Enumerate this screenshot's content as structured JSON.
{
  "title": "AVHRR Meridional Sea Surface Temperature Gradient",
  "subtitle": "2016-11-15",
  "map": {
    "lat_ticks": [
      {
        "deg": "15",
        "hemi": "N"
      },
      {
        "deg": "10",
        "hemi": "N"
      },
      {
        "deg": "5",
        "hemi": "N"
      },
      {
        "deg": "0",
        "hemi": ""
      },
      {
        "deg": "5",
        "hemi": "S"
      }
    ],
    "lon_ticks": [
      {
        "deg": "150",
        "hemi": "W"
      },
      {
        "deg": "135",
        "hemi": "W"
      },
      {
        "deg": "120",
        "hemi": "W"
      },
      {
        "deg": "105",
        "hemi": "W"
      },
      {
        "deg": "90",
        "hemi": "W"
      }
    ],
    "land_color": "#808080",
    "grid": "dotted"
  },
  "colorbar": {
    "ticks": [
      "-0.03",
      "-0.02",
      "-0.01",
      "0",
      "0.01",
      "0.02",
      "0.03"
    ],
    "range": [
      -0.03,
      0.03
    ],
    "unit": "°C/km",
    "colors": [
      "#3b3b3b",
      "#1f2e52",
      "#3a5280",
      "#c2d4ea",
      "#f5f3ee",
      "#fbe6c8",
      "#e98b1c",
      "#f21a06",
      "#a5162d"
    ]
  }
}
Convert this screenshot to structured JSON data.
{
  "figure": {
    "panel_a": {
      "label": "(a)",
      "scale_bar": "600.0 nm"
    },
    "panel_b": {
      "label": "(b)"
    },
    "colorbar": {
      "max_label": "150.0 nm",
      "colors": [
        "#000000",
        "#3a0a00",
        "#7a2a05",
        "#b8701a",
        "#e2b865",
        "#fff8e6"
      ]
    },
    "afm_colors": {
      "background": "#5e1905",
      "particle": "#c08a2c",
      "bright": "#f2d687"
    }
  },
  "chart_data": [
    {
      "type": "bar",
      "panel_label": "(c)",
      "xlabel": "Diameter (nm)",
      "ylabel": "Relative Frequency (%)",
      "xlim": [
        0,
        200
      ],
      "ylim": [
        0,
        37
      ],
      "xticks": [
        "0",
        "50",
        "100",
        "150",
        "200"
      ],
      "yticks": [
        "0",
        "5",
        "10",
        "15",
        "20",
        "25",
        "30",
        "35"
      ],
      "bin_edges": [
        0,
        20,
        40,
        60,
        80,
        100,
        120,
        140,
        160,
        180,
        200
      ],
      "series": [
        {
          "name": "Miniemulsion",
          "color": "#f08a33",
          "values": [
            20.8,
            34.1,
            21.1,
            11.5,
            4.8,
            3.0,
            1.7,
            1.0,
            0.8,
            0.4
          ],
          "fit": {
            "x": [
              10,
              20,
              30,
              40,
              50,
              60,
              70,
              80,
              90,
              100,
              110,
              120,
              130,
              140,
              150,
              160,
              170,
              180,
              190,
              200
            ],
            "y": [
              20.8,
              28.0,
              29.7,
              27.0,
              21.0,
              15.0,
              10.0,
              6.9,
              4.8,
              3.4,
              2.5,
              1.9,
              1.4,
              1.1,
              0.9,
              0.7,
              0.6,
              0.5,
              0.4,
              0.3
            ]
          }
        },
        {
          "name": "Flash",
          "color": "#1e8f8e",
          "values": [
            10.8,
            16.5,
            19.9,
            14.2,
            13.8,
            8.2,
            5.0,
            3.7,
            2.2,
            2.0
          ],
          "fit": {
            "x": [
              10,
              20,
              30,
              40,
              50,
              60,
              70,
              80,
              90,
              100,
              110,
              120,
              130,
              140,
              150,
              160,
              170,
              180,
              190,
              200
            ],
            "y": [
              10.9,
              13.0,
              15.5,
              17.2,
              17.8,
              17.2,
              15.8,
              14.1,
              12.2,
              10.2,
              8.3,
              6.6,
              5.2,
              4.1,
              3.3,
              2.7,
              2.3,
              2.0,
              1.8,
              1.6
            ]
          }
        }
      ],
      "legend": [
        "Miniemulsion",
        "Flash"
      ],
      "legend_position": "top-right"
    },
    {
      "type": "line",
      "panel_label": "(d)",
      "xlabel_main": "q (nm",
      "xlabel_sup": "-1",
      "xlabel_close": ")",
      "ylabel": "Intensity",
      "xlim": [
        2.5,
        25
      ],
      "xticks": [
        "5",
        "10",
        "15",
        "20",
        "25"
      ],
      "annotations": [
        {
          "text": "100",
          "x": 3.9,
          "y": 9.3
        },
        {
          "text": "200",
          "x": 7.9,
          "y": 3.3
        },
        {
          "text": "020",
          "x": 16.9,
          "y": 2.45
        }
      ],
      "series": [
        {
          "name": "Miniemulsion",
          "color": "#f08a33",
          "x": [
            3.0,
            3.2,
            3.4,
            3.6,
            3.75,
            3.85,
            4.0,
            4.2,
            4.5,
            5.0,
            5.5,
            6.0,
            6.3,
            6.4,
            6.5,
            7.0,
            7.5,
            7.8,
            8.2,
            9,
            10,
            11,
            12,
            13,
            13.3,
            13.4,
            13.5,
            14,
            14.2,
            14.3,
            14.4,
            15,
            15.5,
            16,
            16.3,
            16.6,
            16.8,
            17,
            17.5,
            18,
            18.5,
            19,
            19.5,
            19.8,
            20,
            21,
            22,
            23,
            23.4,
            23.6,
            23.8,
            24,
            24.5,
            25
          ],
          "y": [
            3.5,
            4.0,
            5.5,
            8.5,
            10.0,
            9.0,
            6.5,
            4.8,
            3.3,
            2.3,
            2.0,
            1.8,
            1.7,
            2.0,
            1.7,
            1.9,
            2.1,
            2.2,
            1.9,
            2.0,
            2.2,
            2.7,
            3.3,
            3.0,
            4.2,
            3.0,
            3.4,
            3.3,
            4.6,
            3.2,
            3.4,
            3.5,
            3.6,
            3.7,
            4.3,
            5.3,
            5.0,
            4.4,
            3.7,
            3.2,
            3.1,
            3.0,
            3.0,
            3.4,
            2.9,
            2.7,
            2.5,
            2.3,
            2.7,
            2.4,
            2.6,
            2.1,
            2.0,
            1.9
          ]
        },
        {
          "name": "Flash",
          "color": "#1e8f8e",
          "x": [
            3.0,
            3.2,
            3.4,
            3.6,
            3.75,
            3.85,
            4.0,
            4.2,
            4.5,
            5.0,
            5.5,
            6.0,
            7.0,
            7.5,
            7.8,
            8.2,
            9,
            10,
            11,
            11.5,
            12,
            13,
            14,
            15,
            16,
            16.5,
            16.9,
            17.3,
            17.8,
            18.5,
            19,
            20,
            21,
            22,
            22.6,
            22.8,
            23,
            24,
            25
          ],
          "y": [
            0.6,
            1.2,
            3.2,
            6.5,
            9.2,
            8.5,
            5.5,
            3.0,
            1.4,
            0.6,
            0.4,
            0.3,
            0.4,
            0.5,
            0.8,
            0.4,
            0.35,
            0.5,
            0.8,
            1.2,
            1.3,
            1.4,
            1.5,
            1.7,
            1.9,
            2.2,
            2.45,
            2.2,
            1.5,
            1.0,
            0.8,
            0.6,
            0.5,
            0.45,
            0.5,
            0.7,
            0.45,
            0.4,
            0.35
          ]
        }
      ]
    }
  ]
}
════════════════════
### WHAT YOU HAVE TO DO
Pull out each line of the entries that contains "screenshot".

### TASK ANSWER
Enumerate this screenshot's content as structured JSON.
Convert this screenshot to structured JSON data.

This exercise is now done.